▶ _The problem_:
Copy everything in the listing below word for word, apart from any images.

▶ _Material for this task_:
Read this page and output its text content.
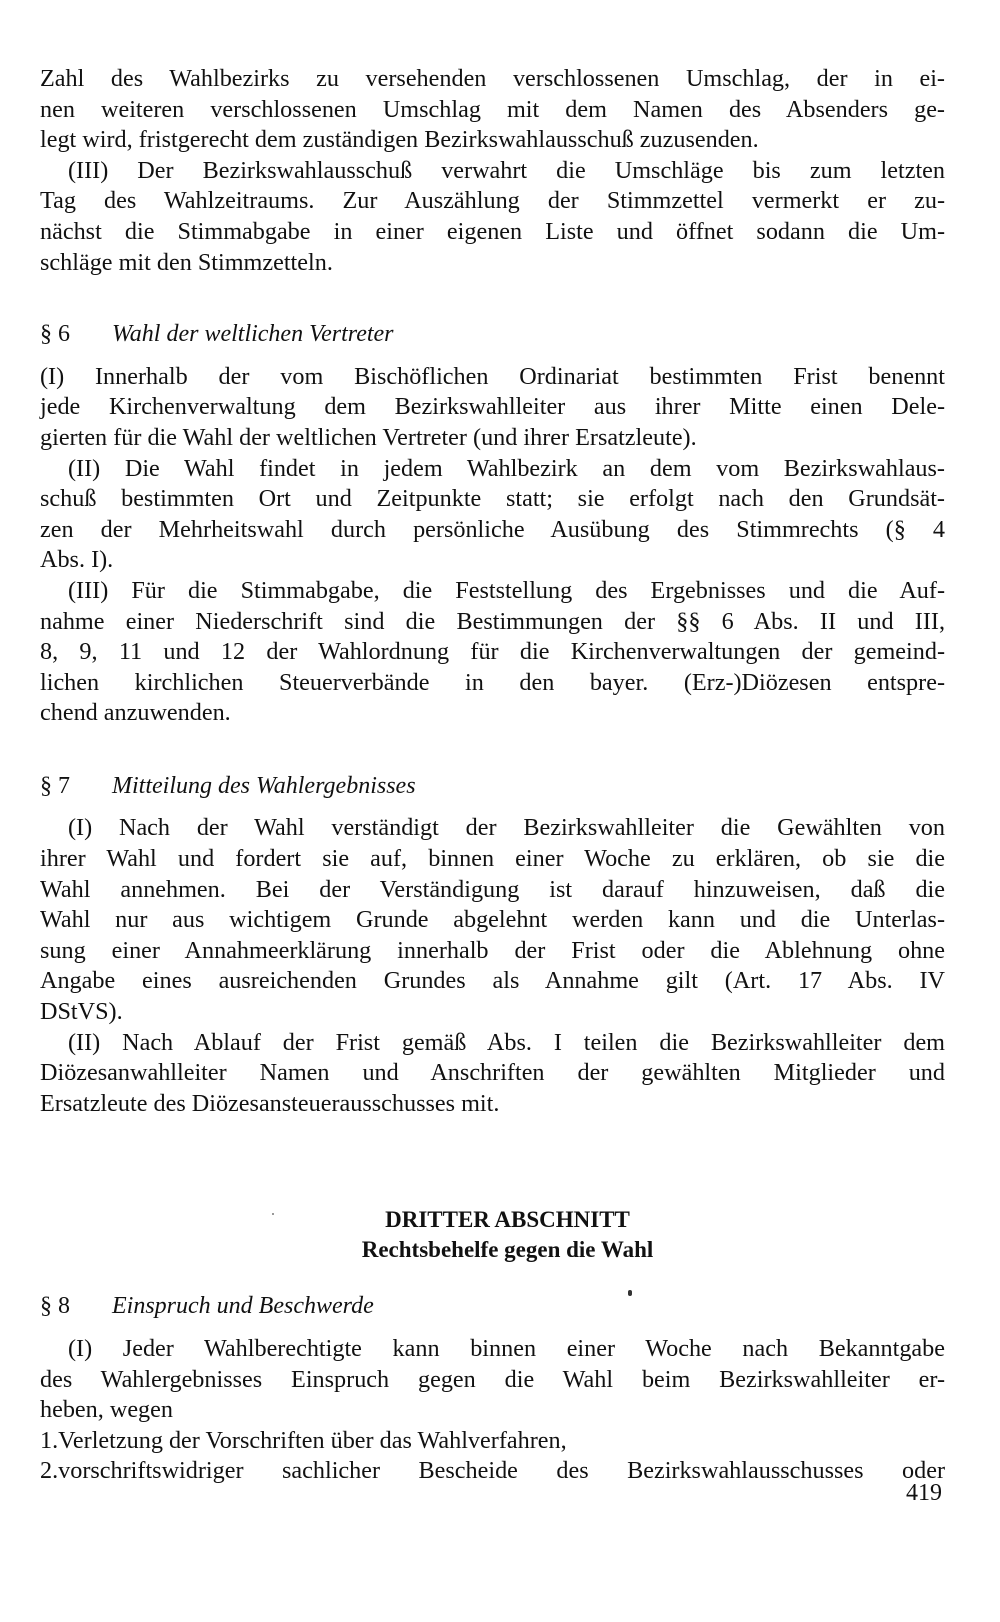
Zahl des Wahlbezirks zu versehenden verschlossenen Umschlag, der in ei-
nen weiteren verschlossenen Umschlag mit dem Namen des Absenders ge-
legt wird, fristgerecht dem zuständigen Bezirkswahlausschuß zuzusenden.

(III) Der Bezirkswahlausschuß verwahrt die Umschläge bis zum letzten
Tag des Wahlzeitraums. Zur Auszählung der Stimmzettel vermerkt er zu-
nächst die Stimmabgabe in einer eigenen Liste und öffnet sodann die Um-
schläge mit den Stimmzetteln.

§ 6	Wahl der weltlichen Vertreter

(I) Innerhalb der vom Bischöflichen Ordinariat bestimmten Frist benennt
jede Kirchenverwaltung dem Bezirkswahlleiter aus ihrer Mitte einen Dele-
gierten für die Wahl der weltlichen Vertreter (und ihrer Ersatzleute).

(II) Die Wahl findet in jedem Wahlbezirk an dem vom Bezirkswahlaus-
schuß bestimmten Ort und Zeitpunkte statt; sie erfolgt nach den Grundsät-
zen der Mehrheitswahl durch persönliche Ausübung des Stimmrechts (§ 4
Abs. I).

(III) Für die Stimmabgabe, die Feststellung des Ergebnisses und die Auf-
nahme einer Niederschrift sind die Bestimmungen der §§ 6 Abs. II und III,
8, 9, 11 und 12 der Wahlordnung für die Kirchenverwaltungen der gemeind-
lichen kirchlichen Steuerverbände in den bayer. (Erz-)Diözesen entspre-
chend anzuwenden.

§ 7	Mitteilung des Wahlergebnisses

(I) Nach der Wahl verständigt der Bezirkswahlleiter die Gewählten von
ihrer Wahl und fordert sie auf, binnen einer Woche zu erklären, ob sie die
Wahl annehmen. Bei der Verständigung ist darauf hinzuweisen, daß die
Wahl nur aus wichtigem Grunde abgelehnt werden kann und die Unterlas-
sung einer Annahmeerklärung innerhalb der Frist oder die Ablehnung ohne
Angabe eines ausreichenden Grundes als Annahme gilt (Art. 17 Abs. IV
DStVS).

(II) Nach Ablauf der Frist gemäß Abs. I teilen die Bezirkswahlleiter dem
Diözesanwahlleiter Namen und Anschriften der gewählten Mitglieder und
Ersatzleute des Diözesansteuerausschusses mit.

DRITTER ABSCHNITT

Rechtsbehelfe gegen die Wahl

§ 8	Einspruch und Beschwerde

(I) Jeder Wahlberechtigte kann binnen einer Woche nach Bekanntgabe
des Wahlergebnisses Einspruch gegen die Wahl beim Bezirkswahlleiter er-
heben, wegen

1.Verletzung der Vorschriften über das Wahlverfahren,
2.vorschriftswidriger sachlicher Bescheide des Bezirkswahlausschusses oder

419
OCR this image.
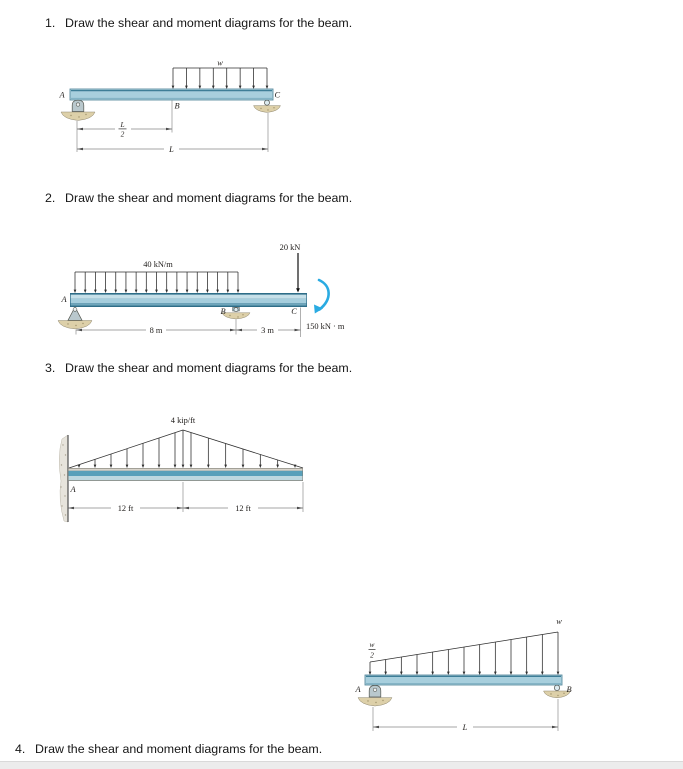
1. Draw the shear and moment diagrams for the beam.
w
A
B
C
L
2
L
2. Draw the shear and moment diagrams for the beam.
20 kN
40 kN/m
150 kN · m
A
B	C
8 m	3 m
3. Draw the shear and moment diagrams for the beam.
4 kip/ft
A
12 ft	12 ft
w
w
2
A	B
L
4. Draw the shear and moment diagrams for the beam.
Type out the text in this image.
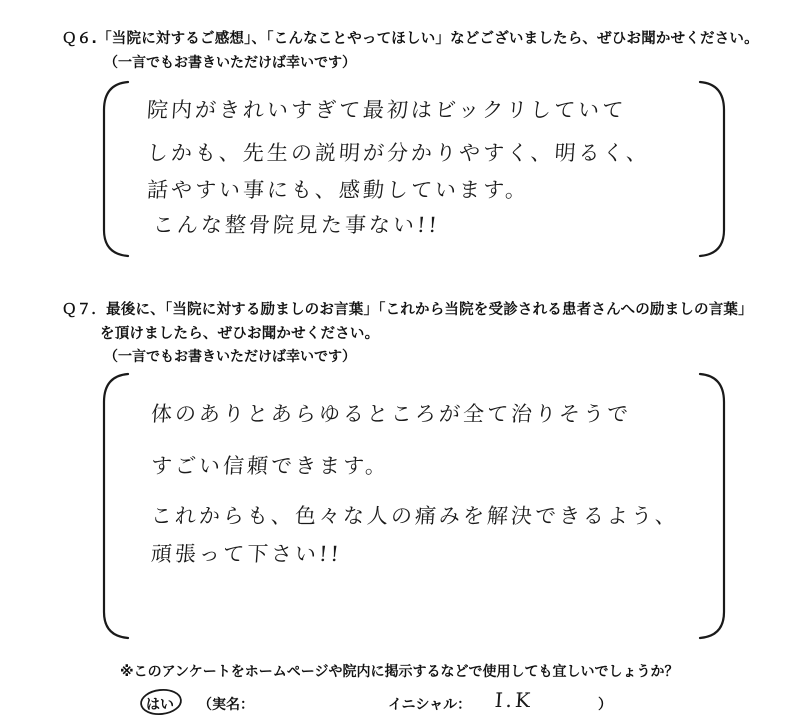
Ｑ６.「当院に対するご感想」、「こんなことやってほしい」などございましたら、ぜひお聞かせください。
（一言でもお書きいただけば幸いです）
Ｑ７．最後に、「当院に対する励ましのお言葉」「これから当院を受診される患者さんへの励ましの言葉」
を頂けましたら、ぜひお聞かせください。
（一言でもお書きいただけば幸いです）
院内がきれいすぎて最初はビックリしていて
しかも、先生の説明が分かりやすく、明るく、
話やすい事にも、感動しています。
こんな整骨院見た事ない!!
体のありとあらゆるところが全て治りそうで
すごい信頼できます。
これからも、色々な人の痛みを解決できるよう、
頑張って下さい!!
※このアンケートをホームページや院内に掲示するなどで使用しても宜しいでしょうか？
はい （実名：	イニシャル： I.K	）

▶ _Answer to the exercise_:
Read this page and output its text content.
Zahl des Wahlbezirks zu versehenden verschlossenen Umschlag, der in ei-
nen weiteren verschlossenen Umschlag mit dem Namen des Absenders ge-
legt wird, fristgerecht dem zuständigen Bezirkswahlausschuß zuzusenden.

(III) Der Bezirkswahlausschuß verwahrt die Umschläge bis zum letzten
Tag des Wahlzeitraums. Zur Auszählung der Stimmzettel vermerkt er zu-
nächst die Stimmabgabe in einer eigenen Liste und öffnet sodann die Um-
schläge mit den Stimmzetteln.

§ 6	Wahl der weltlichen Vertreter

(I) Innerhalb der vom Bischöflichen Ordinariat bestimmten Frist benennt
jede Kirchenverwaltung dem Bezirkswahlleiter aus ihrer Mitte einen Dele-
gierten für die Wahl der weltlichen Vertreter (und ihrer Ersatzleute).

(II) Die Wahl findet in jedem Wahlbezirk an dem vom Bezirkswahlaus-
schuß bestimmten Ort und Zeitpunkte statt; sie erfolgt nach den Grundsät-
zen der Mehrheitswahl durch persönliche Ausübung des Stimmrechts (§ 4
Abs. I).

(III) Für die Stimmabgabe, die Feststellung des Ergebnisses und die Auf-
nahme einer Niederschrift sind die Bestimmungen der §§ 6 Abs. II und III,
8, 9, 11 und 12 der Wahlordnung für die Kirchenverwaltungen der gemeind-
lichen kirchlichen Steuerverbände in den bayer. (Erz-)Diözesen entspre-
chend anzuwenden.

§ 7	Mitteilung des Wahlergebnisses

(I) Nach der Wahl verständigt der Bezirkswahlleiter die Gewählten von
ihrer Wahl und fordert sie auf, binnen einer Woche zu erklären, ob sie die
Wahl annehmen. Bei der Verständigung ist darauf hinzuweisen, daß die
Wahl nur aus wichtigem Grunde abgelehnt werden kann und die Unterlas-
sung einer Annahmeerklärung innerhalb der Frist oder die Ablehnung ohne
Angabe eines ausreichenden Grundes als Annahme gilt (Art. 17 Abs. IV
DStVS).

(II) Nach Ablauf der Frist gemäß Abs. I teilen die Bezirkswahlleiter dem
Diözesanwahlleiter Namen und Anschriften der gewählten Mitglieder und
Ersatzleute des Diözesansteuerausschusses mit.

DRITTER ABSCHNITT

Rechtsbehelfe gegen die Wahl

§ 8	Einspruch und Beschwerde

(I) Jeder Wahlberechtigte kann binnen einer Woche nach Bekanntgabe
des Wahlergebnisses Einspruch gegen die Wahl beim Bezirkswahlleiter er-
heben, wegen

1.Verletzung der Vorschriften über das Wahlverfahren,
2.vorschriftswidriger sachlicher Bescheide des Bezirkswahlausschusses oder

419
OCR this image.
1. Draw the shear and moment diagrams for the beam.
w
A
B
C
L
2
L
2. Draw the shear and moment diagrams for the beam.
20 kN
40 kN/m
150 kN · m
A
B	C
8 m	3 m
3. Draw the shear and moment diagrams for the beam.
4 kip/ft
A
12 ft	12 ft
w
w
2
A	B
L
4. Draw the shear and moment diagrams for the beam.
Type out the text in this image.
Ｑ６.「当院に対するご感想」、「こんなことやってほしい」などございましたら、ぜひお聞かせください。
（一言でもお書きいただけば幸いです）
Ｑ７．最後に、「当院に対する励ましのお言葉」「これから当院を受診される患者さんへの励ましの言葉」
を頂けましたら、ぜひお聞かせください。
（一言でもお書きいただけば幸いです）
院内がきれいすぎて最初はビックリしていて
しかも、先生の説明が分かりやすく、明るく、
話やすい事にも、感動しています。
こんな整骨院見た事ない!!
体のありとあらゆるところが全て治りそうで
すごい信頼できます。
これからも、色々な人の痛みを解決できるよう、
頑張って下さい!!
※このアンケートをホームページや院内に掲示するなどで使用しても宜しいでしょうか？
はい （実名：	イニシャル： I.K	）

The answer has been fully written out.